====== MATERIAL SUPPLIED ======

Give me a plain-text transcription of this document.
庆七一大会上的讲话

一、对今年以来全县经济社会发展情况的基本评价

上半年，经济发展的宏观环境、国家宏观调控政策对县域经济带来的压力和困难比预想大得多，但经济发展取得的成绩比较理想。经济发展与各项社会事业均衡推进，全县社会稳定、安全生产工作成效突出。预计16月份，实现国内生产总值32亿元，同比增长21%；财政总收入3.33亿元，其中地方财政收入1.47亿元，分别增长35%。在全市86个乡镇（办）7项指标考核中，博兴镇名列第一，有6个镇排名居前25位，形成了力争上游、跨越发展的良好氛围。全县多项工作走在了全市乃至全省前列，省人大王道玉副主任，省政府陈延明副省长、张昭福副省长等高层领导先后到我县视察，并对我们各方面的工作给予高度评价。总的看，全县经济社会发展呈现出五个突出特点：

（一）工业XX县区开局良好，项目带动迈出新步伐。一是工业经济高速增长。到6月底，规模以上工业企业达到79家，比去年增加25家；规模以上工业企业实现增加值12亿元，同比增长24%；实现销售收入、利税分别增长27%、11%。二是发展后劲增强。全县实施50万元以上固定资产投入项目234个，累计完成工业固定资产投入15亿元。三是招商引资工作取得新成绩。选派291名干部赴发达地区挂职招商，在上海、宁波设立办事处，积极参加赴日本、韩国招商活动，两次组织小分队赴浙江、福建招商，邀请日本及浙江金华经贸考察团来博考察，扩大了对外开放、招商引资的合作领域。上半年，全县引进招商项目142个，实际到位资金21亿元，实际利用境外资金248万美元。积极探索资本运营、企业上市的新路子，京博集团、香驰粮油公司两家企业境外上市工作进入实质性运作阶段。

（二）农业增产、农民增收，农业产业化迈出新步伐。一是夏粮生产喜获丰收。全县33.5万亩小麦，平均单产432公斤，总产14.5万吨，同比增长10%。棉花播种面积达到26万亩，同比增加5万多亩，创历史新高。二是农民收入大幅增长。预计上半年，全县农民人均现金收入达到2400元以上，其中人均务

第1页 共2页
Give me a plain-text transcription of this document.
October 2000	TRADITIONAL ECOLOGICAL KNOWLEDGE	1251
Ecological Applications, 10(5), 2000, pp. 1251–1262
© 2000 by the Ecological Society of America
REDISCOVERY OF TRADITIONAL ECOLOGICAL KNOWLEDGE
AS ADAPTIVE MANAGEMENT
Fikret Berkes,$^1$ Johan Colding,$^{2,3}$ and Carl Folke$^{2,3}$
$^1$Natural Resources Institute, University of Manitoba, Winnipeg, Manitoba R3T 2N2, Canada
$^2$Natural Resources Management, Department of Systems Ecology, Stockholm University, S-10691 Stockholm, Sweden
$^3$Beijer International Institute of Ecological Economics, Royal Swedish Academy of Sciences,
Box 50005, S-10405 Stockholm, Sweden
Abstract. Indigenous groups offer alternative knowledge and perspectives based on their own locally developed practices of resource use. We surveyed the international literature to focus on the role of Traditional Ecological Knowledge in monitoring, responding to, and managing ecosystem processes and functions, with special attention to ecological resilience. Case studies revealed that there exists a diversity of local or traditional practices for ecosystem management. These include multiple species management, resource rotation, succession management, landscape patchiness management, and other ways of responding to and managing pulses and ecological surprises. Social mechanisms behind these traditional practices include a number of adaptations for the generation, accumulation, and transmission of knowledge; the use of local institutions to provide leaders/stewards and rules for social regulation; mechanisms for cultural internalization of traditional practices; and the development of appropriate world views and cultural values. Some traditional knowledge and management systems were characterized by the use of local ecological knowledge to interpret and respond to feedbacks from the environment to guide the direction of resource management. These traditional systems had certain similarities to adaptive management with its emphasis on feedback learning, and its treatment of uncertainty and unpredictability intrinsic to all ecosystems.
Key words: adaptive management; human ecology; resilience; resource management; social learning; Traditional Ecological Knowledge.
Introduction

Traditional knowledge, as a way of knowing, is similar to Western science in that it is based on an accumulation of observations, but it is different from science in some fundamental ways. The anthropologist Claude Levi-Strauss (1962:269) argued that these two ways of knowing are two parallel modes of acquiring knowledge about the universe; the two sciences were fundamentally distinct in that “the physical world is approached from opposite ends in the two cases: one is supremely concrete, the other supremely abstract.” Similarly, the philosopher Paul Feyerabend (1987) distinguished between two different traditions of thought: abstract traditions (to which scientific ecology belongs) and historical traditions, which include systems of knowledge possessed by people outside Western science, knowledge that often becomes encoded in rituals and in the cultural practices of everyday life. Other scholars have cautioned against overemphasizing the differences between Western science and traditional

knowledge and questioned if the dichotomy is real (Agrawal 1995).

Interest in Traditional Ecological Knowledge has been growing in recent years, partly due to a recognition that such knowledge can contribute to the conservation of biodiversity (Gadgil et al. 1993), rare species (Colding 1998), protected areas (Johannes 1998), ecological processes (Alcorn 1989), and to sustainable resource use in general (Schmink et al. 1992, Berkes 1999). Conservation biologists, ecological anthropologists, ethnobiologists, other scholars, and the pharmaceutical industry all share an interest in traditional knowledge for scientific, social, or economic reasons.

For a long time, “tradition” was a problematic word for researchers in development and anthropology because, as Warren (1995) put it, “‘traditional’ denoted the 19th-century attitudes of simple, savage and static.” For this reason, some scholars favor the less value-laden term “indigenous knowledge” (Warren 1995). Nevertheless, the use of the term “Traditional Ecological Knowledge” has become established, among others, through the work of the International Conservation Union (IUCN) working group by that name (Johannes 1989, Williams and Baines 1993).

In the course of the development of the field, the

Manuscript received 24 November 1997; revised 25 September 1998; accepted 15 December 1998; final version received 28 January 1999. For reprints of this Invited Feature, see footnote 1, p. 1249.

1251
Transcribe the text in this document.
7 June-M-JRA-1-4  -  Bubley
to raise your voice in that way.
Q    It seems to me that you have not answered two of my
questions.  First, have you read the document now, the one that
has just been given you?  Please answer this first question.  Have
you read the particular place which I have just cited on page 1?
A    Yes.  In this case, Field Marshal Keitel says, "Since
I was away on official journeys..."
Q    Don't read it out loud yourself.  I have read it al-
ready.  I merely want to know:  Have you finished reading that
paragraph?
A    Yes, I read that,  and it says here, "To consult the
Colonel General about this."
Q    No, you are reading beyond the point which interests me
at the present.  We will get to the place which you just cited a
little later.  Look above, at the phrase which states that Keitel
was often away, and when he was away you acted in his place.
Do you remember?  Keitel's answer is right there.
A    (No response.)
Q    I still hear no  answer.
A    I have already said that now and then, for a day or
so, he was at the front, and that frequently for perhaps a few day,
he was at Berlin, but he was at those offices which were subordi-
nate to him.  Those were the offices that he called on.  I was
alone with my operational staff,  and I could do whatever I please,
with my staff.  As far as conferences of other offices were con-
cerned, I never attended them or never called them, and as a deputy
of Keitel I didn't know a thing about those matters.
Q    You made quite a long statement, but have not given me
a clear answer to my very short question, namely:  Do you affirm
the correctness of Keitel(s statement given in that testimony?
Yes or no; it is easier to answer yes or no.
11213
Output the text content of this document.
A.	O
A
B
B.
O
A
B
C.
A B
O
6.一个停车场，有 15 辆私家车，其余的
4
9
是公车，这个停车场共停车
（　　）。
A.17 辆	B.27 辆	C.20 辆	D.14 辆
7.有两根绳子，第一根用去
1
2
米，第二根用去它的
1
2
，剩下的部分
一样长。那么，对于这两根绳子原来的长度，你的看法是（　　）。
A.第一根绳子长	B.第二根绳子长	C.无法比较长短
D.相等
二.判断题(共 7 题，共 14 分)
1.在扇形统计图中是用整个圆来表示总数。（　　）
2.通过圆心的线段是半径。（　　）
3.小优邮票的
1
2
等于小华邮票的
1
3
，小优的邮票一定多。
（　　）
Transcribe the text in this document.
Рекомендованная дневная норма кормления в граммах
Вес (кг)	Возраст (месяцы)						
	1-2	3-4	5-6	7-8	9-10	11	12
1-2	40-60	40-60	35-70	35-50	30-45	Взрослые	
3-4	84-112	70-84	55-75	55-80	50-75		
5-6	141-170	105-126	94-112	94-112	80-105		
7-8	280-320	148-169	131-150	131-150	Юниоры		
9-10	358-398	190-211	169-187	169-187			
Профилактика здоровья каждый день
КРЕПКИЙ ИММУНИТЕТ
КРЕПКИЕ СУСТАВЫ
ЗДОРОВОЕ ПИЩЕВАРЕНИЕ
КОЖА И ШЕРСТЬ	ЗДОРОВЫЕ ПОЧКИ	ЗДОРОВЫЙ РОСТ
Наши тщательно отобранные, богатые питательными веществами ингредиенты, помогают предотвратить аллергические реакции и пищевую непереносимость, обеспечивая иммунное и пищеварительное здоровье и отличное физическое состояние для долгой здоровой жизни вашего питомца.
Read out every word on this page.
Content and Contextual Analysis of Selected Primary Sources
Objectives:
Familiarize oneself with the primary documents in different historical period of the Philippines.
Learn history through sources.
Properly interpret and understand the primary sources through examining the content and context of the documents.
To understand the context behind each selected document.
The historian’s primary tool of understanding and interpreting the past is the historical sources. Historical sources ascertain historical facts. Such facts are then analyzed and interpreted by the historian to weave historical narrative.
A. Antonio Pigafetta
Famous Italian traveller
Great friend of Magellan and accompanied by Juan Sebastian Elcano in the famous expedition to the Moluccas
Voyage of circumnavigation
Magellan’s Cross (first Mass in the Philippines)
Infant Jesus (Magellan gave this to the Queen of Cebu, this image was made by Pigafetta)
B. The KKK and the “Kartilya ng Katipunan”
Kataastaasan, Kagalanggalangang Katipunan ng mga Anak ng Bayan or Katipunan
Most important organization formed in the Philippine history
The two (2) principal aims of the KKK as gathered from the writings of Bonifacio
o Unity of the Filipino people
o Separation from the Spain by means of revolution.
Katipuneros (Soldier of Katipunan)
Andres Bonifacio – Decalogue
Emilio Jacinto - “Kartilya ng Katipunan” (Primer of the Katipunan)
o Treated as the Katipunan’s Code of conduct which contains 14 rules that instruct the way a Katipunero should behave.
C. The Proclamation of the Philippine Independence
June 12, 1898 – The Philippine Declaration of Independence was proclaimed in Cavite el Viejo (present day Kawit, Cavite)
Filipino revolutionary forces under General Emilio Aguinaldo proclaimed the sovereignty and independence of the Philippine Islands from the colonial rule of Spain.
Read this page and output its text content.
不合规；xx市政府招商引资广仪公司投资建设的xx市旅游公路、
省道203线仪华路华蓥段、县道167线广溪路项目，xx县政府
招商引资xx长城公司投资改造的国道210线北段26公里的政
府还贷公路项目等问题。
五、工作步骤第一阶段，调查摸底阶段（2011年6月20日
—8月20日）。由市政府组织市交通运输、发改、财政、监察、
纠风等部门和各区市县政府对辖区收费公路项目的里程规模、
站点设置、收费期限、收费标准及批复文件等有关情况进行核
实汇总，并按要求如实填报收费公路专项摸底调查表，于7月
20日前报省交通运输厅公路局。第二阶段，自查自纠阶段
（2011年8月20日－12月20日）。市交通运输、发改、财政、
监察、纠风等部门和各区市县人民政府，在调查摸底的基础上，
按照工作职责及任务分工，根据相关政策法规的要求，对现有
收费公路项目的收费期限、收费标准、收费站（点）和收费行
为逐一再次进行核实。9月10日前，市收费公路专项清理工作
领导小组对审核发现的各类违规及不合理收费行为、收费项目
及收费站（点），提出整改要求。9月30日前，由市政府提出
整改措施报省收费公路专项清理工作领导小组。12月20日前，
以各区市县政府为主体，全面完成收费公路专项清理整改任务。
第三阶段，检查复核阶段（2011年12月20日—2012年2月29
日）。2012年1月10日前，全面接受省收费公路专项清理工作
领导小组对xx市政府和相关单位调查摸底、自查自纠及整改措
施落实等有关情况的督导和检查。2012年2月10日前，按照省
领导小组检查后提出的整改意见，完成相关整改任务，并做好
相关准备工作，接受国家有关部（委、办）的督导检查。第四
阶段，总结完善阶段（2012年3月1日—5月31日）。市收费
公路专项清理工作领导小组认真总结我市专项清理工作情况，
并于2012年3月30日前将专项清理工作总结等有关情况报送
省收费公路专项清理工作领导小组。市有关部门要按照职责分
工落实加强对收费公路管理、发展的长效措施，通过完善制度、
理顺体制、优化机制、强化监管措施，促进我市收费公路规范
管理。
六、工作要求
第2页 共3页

======

Report the number of lines above that contain the word "Colding", and only that number.

2